## Short exercise
Quote all entries exactly, leaving pictures aside.

## Exercise material
>> BEGIN

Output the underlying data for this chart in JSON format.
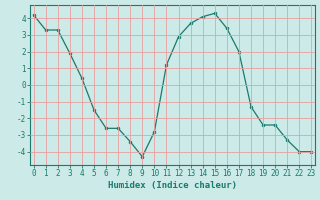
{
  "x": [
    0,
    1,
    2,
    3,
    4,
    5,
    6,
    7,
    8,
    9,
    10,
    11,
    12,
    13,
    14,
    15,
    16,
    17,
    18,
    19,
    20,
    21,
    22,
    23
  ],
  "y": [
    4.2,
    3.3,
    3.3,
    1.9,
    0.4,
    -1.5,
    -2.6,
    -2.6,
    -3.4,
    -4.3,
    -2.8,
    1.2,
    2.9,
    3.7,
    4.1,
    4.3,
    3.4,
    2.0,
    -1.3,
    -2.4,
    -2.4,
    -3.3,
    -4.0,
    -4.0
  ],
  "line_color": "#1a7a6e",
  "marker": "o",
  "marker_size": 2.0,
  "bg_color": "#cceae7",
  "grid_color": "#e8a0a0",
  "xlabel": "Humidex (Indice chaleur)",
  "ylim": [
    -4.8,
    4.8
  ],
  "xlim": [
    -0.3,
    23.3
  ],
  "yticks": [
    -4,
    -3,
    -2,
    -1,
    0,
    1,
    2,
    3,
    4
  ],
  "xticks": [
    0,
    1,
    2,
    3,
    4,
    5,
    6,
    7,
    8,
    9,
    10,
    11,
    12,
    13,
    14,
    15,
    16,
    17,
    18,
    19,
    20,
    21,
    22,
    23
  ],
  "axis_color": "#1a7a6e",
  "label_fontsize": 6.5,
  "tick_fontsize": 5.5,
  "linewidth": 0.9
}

>> END

## Completed exercise
Output the underlying data for this chart in JSON format.
{
  "x": [
    0,
    1,
    2,
    3,
    4,
    5,
    6,
    7,
    8,
    9,
    10,
    11,
    12,
    13,
    14,
    15,
    16,
    17,
    18,
    19,
    20,
    21,
    22,
    23
  ],
  "y": [
    4.2,
    3.3,
    3.3,
    1.9,
    0.4,
    -1.5,
    -2.6,
    -2.6,
    -3.4,
    -4.3,
    -2.8,
    1.2,
    2.9,
    3.7,
    4.1,
    4.3,
    3.4,
    2.0,
    -1.3,
    -2.4,
    -2.4,
    -3.3,
    -4.0,
    -4.0
  ],
  "line_color": "#1a7a6e",
  "marker": "o",
  "marker_size": 2.0,
  "bg_color": "#cceae7",
  "grid_color": "#e8a0a0",
  "xlabel": "Humidex (Indice chaleur)",
  "ylim": [
    -4.8,
    4.8
  ],
  "xlim": [
    -0.3,
    23.3
  ],
  "yticks": [
    -4,
    -3,
    -2,
    -1,
    0,
    1,
    2,
    3,
    4
  ],
  "xticks": [
    0,
    1,
    2,
    3,
    4,
    5,
    6,
    7,
    8,
    9,
    10,
    11,
    12,
    13,
    14,
    15,
    16,
    17,
    18,
    19,
    20,
    21,
    22,
    23
  ],
  "axis_color": "#1a7a6e",
  "label_fontsize": 6.5,
  "tick_fontsize": 5.5,
  "linewidth": 0.9
}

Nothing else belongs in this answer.